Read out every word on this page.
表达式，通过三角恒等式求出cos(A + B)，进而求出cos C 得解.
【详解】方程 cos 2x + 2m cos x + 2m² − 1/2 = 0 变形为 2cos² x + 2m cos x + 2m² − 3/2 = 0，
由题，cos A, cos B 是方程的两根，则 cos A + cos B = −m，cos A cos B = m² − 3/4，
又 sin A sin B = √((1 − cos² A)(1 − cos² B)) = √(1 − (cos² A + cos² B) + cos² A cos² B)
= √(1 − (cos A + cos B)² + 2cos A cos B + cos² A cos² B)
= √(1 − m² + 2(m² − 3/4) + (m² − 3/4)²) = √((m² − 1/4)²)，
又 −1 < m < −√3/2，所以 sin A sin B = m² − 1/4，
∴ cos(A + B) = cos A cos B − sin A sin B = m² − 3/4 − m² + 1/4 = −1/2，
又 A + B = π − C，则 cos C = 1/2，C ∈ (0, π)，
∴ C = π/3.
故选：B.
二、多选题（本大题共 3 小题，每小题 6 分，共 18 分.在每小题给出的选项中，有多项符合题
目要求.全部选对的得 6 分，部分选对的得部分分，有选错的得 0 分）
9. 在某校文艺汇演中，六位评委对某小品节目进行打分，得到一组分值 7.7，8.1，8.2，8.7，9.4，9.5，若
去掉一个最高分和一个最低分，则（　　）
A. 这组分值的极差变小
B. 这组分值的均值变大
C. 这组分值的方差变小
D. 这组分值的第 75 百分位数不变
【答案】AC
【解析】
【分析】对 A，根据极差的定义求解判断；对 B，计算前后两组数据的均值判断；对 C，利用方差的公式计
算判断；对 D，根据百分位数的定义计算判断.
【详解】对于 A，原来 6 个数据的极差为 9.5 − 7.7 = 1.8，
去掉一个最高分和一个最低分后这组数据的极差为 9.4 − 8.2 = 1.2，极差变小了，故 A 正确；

•••

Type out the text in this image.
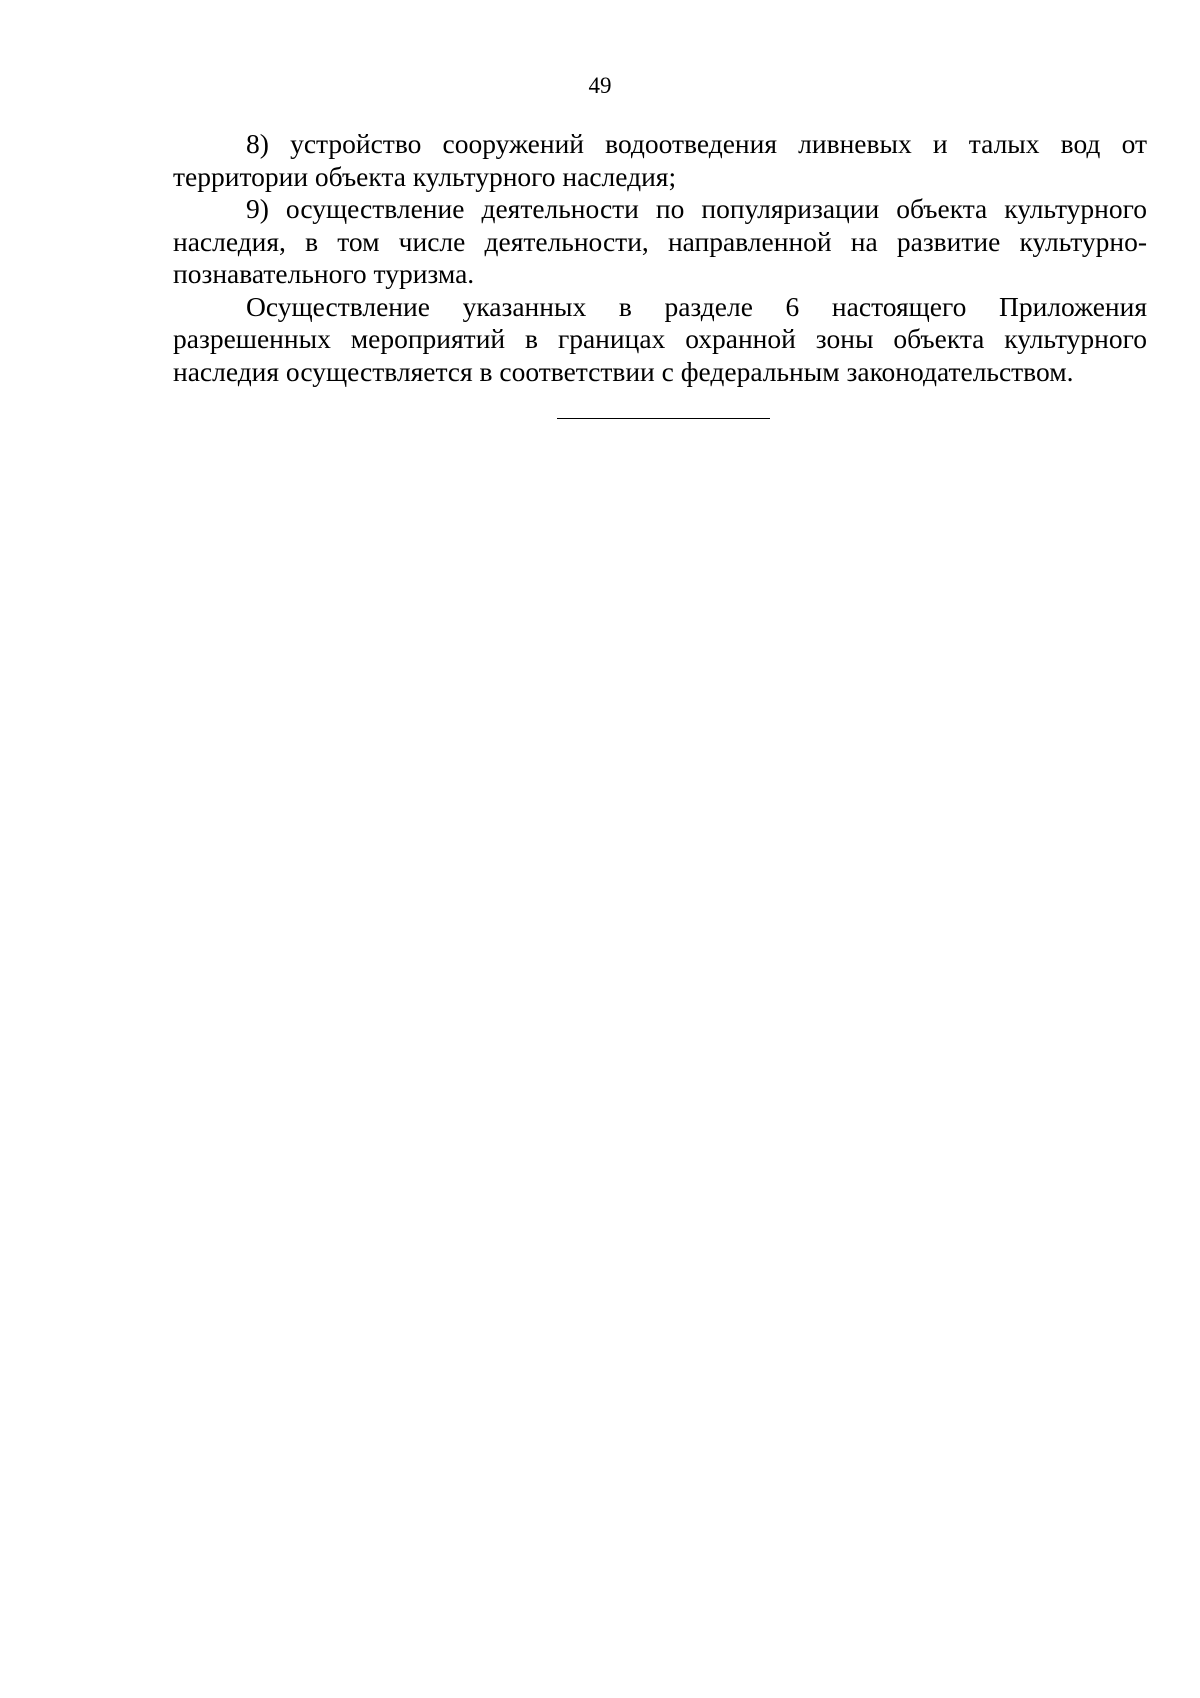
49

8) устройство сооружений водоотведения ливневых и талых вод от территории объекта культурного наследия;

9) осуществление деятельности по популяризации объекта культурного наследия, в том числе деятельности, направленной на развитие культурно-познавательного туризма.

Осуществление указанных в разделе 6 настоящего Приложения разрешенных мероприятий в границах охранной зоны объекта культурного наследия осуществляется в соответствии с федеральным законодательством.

•••

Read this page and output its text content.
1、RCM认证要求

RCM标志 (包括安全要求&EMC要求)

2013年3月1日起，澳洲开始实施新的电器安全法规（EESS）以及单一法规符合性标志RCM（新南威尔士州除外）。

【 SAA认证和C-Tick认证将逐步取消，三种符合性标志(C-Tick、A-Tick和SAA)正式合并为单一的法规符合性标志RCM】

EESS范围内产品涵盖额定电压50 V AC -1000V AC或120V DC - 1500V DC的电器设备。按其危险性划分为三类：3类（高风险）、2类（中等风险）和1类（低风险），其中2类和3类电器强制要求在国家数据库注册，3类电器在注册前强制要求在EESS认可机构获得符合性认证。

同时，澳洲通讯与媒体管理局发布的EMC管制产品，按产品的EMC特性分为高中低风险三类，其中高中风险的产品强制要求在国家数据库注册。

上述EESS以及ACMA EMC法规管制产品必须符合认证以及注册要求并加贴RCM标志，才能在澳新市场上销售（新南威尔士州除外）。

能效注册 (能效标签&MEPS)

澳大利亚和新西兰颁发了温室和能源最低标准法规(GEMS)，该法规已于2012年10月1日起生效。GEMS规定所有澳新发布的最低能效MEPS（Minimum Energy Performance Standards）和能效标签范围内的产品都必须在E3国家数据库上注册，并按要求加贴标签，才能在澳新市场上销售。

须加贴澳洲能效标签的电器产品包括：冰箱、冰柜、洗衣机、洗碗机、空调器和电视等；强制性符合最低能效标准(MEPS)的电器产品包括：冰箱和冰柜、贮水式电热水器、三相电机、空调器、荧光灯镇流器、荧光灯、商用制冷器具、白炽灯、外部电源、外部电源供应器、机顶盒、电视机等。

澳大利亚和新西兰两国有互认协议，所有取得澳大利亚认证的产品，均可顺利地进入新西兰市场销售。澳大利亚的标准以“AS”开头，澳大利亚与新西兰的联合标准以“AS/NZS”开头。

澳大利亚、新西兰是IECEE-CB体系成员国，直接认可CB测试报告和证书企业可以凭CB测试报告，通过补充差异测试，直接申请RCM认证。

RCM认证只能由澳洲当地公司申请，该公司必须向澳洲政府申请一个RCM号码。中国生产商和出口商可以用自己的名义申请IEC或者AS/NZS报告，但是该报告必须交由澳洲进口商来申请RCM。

•••

In the listing above, how many lines hold the word "Read"? Give the number and nothing more.

• [Response below]: 2